[Rows from a dataset]
★ ★ ★ ★

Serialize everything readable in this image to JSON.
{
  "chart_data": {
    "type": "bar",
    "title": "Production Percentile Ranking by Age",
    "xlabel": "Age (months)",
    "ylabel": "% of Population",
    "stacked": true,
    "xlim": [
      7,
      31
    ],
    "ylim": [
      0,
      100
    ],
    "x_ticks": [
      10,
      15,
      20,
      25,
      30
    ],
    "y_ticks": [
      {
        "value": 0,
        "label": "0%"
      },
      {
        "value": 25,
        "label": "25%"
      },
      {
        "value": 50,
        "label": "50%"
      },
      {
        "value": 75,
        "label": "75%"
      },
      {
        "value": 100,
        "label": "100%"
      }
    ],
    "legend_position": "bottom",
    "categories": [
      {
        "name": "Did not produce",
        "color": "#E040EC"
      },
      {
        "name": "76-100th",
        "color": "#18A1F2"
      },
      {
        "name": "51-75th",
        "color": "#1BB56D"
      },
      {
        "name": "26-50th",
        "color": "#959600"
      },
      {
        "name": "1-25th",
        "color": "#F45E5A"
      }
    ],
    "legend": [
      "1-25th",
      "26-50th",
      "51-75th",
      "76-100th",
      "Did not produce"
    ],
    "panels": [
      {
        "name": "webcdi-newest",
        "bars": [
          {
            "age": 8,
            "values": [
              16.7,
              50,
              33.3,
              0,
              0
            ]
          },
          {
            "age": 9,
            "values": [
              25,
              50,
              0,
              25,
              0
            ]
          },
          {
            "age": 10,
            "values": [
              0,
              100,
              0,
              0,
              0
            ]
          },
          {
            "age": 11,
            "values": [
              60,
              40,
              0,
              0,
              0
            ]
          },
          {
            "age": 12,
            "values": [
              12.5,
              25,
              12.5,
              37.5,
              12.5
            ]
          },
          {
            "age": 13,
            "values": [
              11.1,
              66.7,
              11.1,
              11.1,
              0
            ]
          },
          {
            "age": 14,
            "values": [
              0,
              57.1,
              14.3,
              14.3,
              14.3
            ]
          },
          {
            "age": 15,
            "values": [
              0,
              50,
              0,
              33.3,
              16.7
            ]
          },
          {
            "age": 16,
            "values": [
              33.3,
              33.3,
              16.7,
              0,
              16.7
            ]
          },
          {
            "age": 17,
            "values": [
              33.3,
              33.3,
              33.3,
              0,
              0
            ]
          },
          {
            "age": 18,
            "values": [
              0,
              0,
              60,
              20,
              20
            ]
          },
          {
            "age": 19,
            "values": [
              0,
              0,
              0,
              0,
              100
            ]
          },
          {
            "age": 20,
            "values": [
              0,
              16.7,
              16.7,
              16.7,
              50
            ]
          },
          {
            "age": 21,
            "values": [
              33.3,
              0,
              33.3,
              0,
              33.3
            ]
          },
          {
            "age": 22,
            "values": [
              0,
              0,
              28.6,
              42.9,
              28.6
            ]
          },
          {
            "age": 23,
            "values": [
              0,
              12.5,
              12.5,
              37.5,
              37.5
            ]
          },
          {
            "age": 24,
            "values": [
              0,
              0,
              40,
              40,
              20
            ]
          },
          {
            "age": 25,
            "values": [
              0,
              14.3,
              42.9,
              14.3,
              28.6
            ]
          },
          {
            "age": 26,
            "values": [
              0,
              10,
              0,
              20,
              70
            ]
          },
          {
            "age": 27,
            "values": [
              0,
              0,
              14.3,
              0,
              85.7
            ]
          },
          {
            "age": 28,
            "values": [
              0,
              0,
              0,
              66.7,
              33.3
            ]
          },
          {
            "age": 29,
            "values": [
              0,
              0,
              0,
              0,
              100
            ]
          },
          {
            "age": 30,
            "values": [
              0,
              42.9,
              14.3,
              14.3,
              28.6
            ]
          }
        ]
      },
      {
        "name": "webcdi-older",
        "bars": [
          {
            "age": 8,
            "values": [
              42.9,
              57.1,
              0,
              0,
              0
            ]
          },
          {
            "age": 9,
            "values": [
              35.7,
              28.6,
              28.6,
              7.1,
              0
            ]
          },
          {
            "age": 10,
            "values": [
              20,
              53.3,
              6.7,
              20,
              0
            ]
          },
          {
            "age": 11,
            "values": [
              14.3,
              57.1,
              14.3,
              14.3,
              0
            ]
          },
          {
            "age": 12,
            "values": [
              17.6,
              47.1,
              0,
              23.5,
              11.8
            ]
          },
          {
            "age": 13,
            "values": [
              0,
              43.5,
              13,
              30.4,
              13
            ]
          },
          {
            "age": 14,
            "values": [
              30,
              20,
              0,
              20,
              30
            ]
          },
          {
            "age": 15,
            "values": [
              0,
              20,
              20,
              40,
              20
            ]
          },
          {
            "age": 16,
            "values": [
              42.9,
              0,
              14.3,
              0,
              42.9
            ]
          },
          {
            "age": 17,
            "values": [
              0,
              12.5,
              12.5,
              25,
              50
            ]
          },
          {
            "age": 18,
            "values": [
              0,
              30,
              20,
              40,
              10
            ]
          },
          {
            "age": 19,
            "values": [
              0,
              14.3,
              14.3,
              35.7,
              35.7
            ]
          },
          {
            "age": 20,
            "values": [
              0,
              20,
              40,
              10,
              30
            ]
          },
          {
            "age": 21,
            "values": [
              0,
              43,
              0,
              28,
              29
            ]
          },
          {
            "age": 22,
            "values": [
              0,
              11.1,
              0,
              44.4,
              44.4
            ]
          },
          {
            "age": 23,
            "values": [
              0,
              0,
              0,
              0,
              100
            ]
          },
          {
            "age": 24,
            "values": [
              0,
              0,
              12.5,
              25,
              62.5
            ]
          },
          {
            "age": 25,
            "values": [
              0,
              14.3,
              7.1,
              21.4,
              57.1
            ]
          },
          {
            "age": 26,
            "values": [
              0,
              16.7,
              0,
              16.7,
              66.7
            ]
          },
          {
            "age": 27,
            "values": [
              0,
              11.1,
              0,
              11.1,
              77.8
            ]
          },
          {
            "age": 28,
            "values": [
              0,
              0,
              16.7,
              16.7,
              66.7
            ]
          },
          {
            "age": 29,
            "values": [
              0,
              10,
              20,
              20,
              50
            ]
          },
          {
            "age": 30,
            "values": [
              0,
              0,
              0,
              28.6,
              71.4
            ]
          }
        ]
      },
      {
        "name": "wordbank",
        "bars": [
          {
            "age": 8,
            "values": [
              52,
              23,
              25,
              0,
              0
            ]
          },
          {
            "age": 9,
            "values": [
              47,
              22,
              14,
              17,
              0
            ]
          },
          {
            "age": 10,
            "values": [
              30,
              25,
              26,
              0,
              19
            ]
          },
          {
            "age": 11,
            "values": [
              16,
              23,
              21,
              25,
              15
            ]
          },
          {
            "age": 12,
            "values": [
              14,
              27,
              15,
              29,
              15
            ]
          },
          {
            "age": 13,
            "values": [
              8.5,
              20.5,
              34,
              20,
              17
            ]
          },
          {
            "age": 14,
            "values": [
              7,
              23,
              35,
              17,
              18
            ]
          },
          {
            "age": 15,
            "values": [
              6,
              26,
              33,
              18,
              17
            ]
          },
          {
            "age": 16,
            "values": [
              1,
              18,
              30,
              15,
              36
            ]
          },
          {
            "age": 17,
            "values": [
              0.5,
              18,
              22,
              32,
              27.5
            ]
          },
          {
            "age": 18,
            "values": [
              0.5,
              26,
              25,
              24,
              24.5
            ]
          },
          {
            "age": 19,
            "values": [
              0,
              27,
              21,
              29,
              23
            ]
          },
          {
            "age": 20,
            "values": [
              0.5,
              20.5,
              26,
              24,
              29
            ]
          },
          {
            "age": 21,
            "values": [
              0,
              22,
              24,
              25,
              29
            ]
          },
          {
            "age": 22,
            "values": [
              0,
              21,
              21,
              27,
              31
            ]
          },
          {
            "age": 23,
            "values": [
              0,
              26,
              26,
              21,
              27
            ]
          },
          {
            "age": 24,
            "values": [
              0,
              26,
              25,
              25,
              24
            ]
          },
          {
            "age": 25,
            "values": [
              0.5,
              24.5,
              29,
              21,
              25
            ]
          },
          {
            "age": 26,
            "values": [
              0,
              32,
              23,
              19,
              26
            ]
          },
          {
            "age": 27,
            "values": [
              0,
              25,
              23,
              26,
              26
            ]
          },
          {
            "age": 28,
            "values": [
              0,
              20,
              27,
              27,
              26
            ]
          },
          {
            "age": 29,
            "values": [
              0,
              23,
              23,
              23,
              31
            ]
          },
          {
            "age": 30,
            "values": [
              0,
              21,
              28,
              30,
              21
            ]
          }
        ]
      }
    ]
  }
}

★ ★ ★ ★

TASK INSTRUCTIONS: Scan the data above; copy every line where "color" appears.

FINAL ANSWER:
        "color": "#E040EC"
        "color": "#18A1F2"
        "color": "#1BB56D"
        "color": "#959600"
        "color": "#F45E5A"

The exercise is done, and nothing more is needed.